## Required work
Extract every line that contains the word "odpadu".

## Data section
## Begin

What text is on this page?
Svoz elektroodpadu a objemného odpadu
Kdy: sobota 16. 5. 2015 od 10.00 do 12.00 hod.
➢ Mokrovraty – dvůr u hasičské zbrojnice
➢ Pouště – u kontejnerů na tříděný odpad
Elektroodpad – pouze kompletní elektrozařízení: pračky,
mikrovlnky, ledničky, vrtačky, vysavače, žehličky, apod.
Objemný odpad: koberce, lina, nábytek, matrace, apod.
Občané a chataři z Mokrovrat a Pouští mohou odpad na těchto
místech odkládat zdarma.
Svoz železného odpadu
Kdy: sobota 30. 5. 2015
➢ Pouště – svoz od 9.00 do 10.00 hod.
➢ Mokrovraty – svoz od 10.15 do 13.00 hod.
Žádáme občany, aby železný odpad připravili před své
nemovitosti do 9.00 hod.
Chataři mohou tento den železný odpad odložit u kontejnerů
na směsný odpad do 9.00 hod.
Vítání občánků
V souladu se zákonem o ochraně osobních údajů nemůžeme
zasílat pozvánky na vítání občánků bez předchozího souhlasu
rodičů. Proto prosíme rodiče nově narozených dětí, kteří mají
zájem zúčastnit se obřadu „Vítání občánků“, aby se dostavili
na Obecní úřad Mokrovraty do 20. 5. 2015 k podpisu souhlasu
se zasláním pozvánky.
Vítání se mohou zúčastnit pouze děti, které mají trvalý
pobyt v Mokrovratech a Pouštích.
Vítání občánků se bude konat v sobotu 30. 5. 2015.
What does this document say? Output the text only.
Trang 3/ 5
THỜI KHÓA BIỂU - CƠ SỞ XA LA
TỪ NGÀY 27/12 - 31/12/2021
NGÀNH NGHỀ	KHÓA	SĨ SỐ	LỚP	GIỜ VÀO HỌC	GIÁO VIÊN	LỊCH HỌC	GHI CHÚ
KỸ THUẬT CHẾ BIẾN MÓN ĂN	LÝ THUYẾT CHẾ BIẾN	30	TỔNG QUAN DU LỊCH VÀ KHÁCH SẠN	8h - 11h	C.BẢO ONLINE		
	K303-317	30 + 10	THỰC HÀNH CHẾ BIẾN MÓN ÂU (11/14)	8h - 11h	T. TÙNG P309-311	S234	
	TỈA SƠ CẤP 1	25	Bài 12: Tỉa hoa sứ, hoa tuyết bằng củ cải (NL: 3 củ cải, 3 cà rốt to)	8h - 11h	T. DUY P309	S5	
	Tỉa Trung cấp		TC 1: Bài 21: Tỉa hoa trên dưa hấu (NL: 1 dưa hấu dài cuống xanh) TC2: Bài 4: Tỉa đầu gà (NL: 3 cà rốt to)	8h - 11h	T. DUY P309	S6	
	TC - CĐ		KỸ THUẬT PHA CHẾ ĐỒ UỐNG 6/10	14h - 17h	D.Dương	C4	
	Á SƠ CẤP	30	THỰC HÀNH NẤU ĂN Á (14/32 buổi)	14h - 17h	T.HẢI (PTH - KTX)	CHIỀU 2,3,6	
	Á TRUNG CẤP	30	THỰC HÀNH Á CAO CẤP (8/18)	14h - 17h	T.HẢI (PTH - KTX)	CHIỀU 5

## End

## Answer
Svoz elektroodpadu a objemného odpadu
Svoz železného odpadu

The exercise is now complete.